• Figure content listings:

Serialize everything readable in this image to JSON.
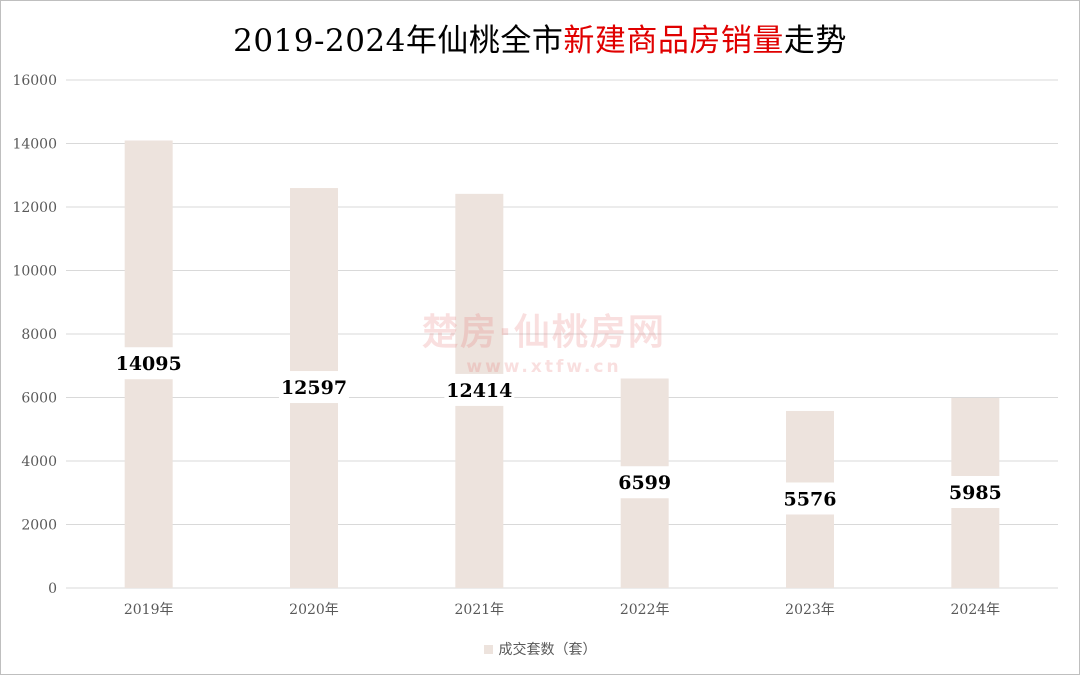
{
  "chart_data": {
    "type": "bar",
    "title_parts": [
      {
        "text": "2019-2024年仙桃全市",
        "highlight": false
      },
      {
        "text": "新建商品房销量",
        "highlight": true
      },
      {
        "text": "走势",
        "highlight": false
      }
    ],
    "categories": [
      "2019年",
      "2020年",
      "2021年",
      "2022年",
      "2023年",
      "2024年"
    ],
    "series": [
      {
        "name": "成交套数（套）",
        "values": [
          14095,
          12597,
          12414,
          6599,
          5576,
          5985
        ]
      }
    ],
    "ylim": [
      0,
      16000
    ],
    "yticks": [
      0,
      2000,
      4000,
      6000,
      8000,
      10000,
      12000,
      14000,
      16000
    ],
    "grid": true,
    "legend_position": "bottom",
    "colors": {
      "bar": "#ede3dd",
      "grid": "#d9d9d9",
      "title_highlight": "#e00000",
      "axis_text": "#595959"
    }
  },
  "watermark": {
    "main": "楚房·仙桃房网",
    "sub": "www.xtfw.cn"
  }
}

• Exercise: Transcribe the preceding listing in its entirety and with exact wording, leaving out pictures.

• The output:
Serialize everything readable in this image to JSON.
{
  "chart_data": {
    "type": "bar",
    "title_parts": [
      {
        "text": "2019-2024年仙桃全市",
        "highlight": false
      },
      {
        "text": "新建商品房销量",
        "highlight": true
      },
      {
        "text": "走势",
        "highlight": false
      }
    ],
    "categories": [
      "2019年",
      "2020年",
      "2021年",
      "2022年",
      "2023年",
      "2024年"
    ],
    "series": [
      {
        "name": "成交套数（套）",
        "values": [
          14095,
          12597,
          12414,
          6599,
          5576,
          5985
        ]
      }
    ],
    "ylim": [
      0,
      16000
    ],
    "yticks": [
      0,
      2000,
      4000,
      6000,
      8000,
      10000,
      12000,
      14000,
      16000
    ],
    "grid": true,
    "legend_position": "bottom",
    "colors": {
      "bar": "#ede3dd",
      "grid": "#d9d9d9",
      "title_highlight": "#e00000",
      "axis_text": "#595959"
    }
  },
  "watermark": {
    "main": "楚房·仙桃房网",
    "sub": "www.xtfw.cn"
  }
}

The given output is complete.